* [The problem]
Note each line where "content" appears, and copy it.

* [Provided material]
┄┄┄┄┄┄┄┄┄┄
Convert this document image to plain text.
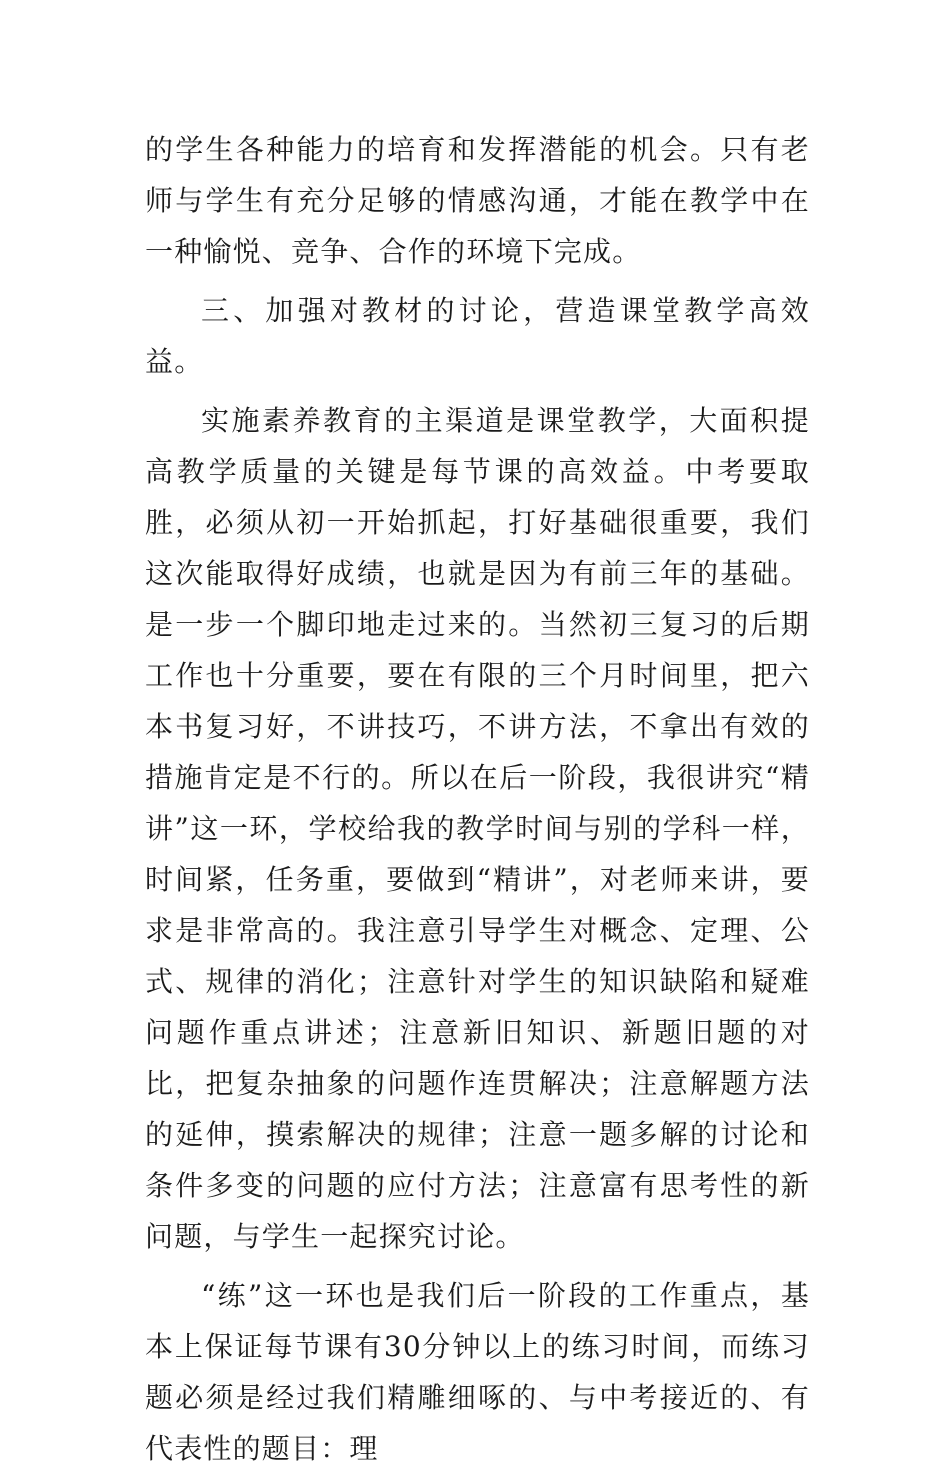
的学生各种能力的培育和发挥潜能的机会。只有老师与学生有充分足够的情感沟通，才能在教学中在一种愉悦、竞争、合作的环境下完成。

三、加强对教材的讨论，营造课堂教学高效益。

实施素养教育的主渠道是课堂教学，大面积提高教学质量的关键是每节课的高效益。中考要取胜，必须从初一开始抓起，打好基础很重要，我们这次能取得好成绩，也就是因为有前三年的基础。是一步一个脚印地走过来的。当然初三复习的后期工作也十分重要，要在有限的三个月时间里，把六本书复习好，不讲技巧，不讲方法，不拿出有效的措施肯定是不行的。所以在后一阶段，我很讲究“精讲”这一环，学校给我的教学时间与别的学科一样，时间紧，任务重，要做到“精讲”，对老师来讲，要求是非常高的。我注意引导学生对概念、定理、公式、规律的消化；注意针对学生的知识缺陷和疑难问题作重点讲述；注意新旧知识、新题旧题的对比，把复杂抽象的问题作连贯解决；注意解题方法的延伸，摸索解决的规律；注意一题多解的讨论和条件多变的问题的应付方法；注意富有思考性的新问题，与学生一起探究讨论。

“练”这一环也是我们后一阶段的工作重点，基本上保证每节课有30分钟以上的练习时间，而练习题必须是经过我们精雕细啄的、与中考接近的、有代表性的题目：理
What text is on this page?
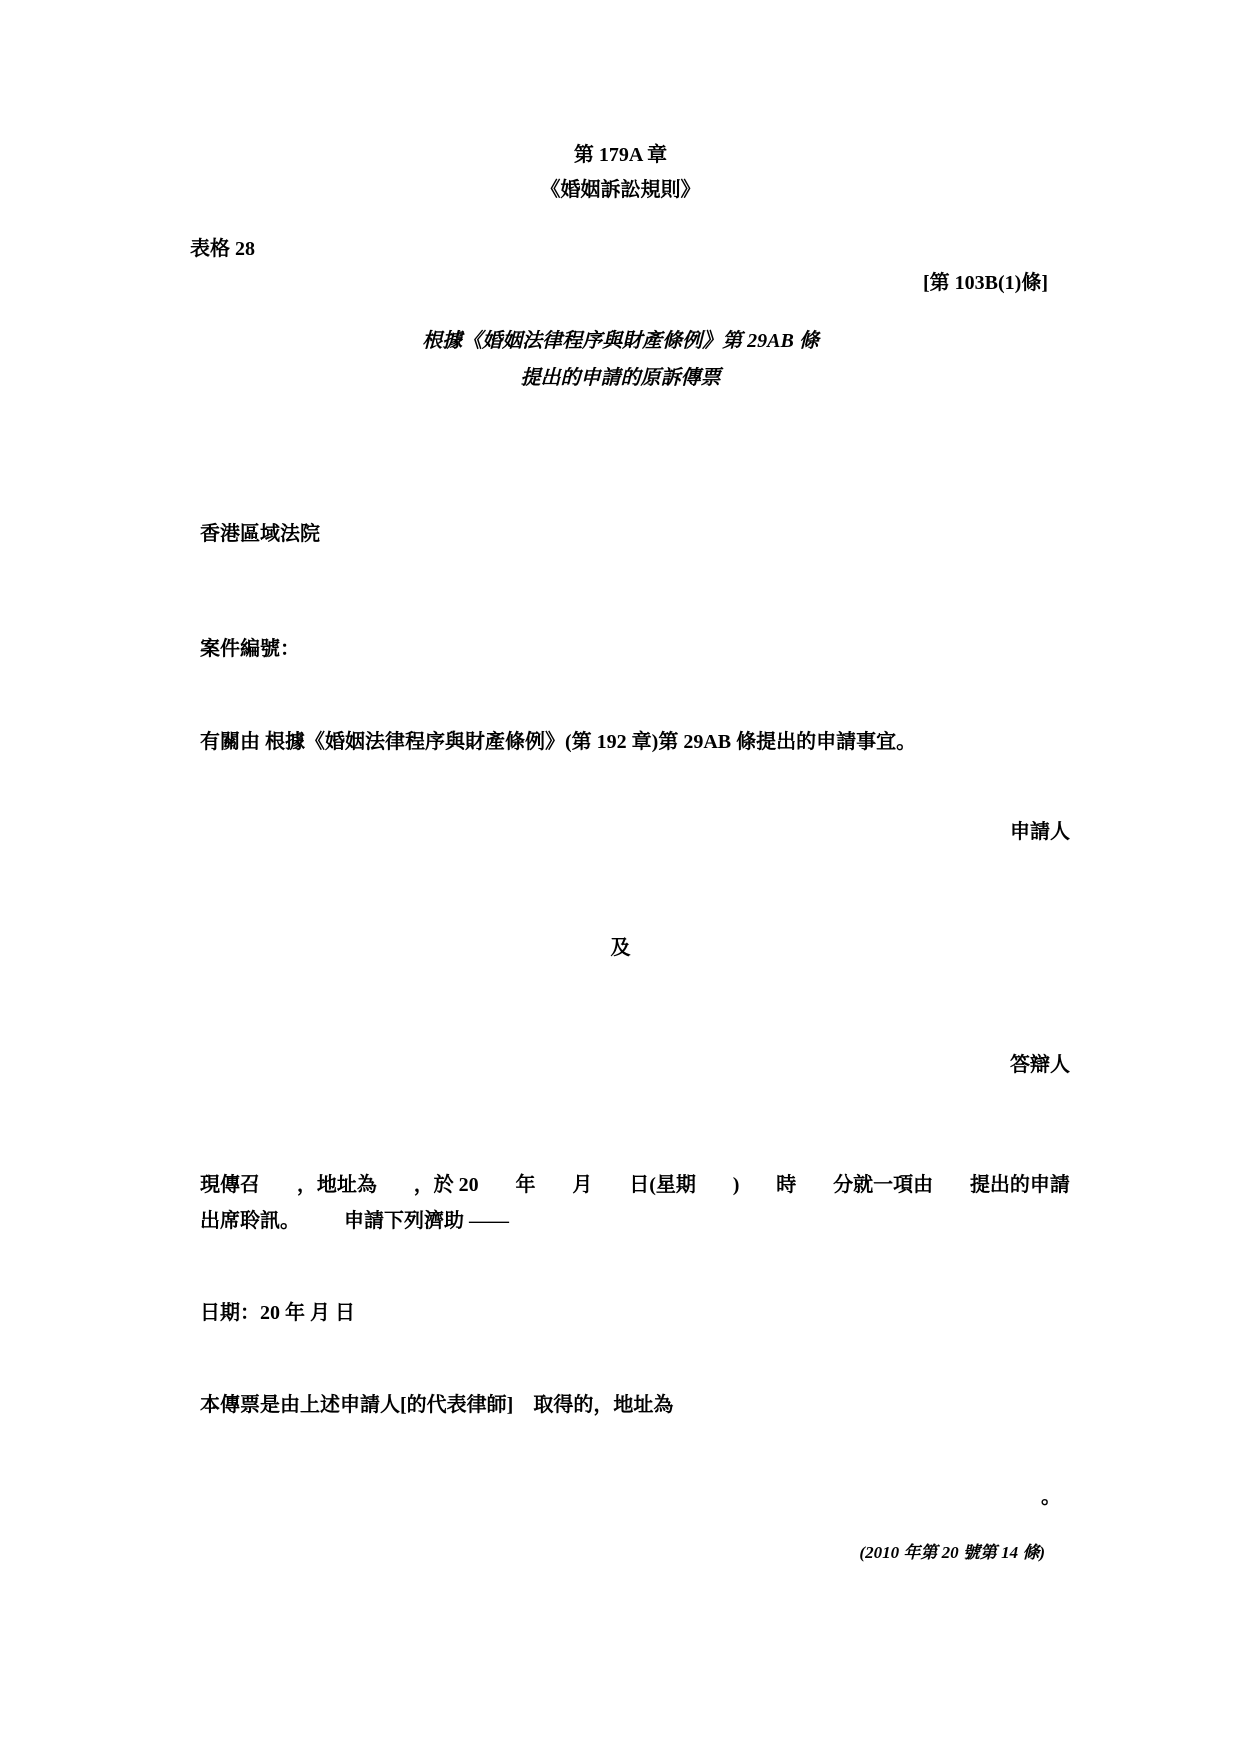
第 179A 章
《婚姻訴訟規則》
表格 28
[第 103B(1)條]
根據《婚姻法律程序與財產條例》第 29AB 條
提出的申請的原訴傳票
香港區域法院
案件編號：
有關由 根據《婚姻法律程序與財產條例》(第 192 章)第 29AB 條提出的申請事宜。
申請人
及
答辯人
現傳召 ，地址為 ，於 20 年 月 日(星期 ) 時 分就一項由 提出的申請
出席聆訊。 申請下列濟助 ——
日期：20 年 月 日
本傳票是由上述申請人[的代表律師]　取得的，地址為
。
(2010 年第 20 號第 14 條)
┄┄┄┄┄┄┄┄┄┄
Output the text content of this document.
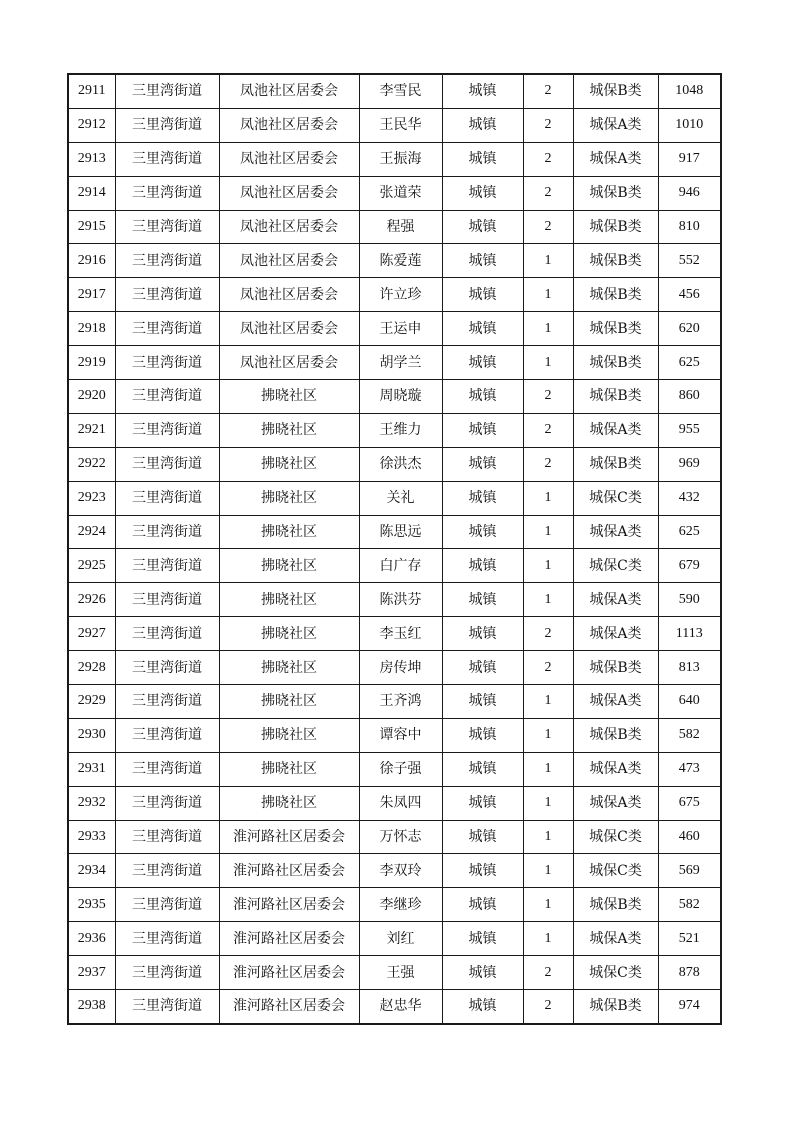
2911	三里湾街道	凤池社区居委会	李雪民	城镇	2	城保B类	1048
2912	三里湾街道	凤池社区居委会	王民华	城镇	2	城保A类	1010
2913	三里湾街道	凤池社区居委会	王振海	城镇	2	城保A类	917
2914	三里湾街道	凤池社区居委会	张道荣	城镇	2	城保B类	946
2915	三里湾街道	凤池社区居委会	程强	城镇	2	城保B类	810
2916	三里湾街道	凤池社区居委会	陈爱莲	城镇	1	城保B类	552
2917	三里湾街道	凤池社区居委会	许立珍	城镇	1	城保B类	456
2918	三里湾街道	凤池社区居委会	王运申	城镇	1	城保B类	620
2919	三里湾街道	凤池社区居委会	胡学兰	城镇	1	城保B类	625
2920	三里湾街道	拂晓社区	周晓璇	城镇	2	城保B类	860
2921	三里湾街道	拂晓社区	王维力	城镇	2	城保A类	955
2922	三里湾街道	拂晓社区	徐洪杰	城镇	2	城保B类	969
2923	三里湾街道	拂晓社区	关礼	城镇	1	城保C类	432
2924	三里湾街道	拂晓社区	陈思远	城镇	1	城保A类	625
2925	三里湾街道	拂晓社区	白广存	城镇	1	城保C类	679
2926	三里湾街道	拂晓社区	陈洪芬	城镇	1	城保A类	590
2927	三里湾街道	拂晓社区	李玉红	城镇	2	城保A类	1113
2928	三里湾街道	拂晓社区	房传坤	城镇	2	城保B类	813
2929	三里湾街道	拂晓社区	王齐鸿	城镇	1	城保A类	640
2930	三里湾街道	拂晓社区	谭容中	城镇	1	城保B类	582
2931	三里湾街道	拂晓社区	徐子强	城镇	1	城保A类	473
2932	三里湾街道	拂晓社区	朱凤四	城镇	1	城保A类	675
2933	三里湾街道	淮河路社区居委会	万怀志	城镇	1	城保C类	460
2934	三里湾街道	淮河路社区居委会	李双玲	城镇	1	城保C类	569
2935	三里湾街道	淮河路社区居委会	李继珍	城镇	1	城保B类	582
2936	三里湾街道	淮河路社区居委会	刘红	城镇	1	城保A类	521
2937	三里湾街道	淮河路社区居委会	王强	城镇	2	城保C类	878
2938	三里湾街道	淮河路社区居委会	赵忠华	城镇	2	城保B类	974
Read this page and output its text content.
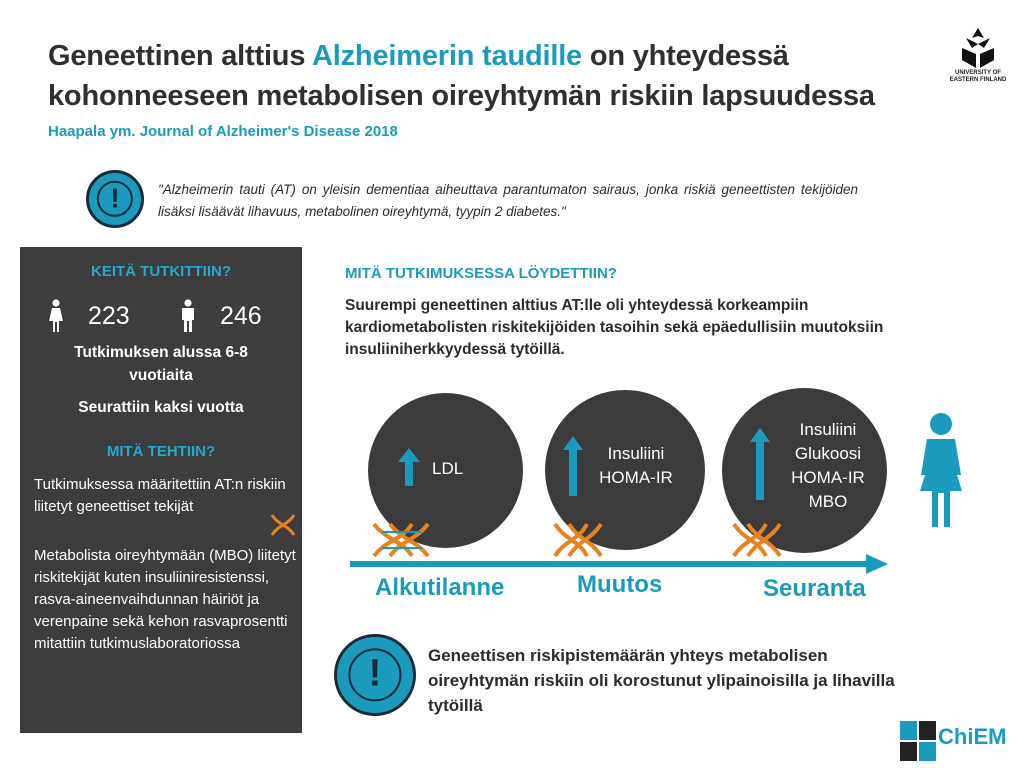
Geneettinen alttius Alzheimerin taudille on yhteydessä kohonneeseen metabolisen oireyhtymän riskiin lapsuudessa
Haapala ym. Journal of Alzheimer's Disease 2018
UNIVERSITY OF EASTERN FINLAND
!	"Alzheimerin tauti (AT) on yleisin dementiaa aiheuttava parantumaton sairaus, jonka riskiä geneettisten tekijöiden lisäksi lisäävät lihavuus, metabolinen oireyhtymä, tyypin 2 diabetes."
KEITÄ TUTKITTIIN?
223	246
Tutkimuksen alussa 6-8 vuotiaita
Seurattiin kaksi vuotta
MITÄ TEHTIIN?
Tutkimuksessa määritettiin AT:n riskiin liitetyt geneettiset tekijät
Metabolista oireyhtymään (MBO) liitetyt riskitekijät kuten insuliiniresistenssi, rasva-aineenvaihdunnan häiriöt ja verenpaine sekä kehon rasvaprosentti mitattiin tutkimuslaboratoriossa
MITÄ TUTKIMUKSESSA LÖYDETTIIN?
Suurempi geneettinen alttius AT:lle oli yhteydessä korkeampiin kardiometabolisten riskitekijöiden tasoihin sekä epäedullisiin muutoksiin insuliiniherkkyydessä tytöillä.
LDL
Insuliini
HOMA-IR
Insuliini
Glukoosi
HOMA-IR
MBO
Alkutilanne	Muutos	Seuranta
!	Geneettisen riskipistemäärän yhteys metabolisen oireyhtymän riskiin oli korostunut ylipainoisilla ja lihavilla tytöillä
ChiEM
┄┄┄┄┄┄┄┄┄┄
* [Task response]
Output the text content of this document.
Read this page and output its text content.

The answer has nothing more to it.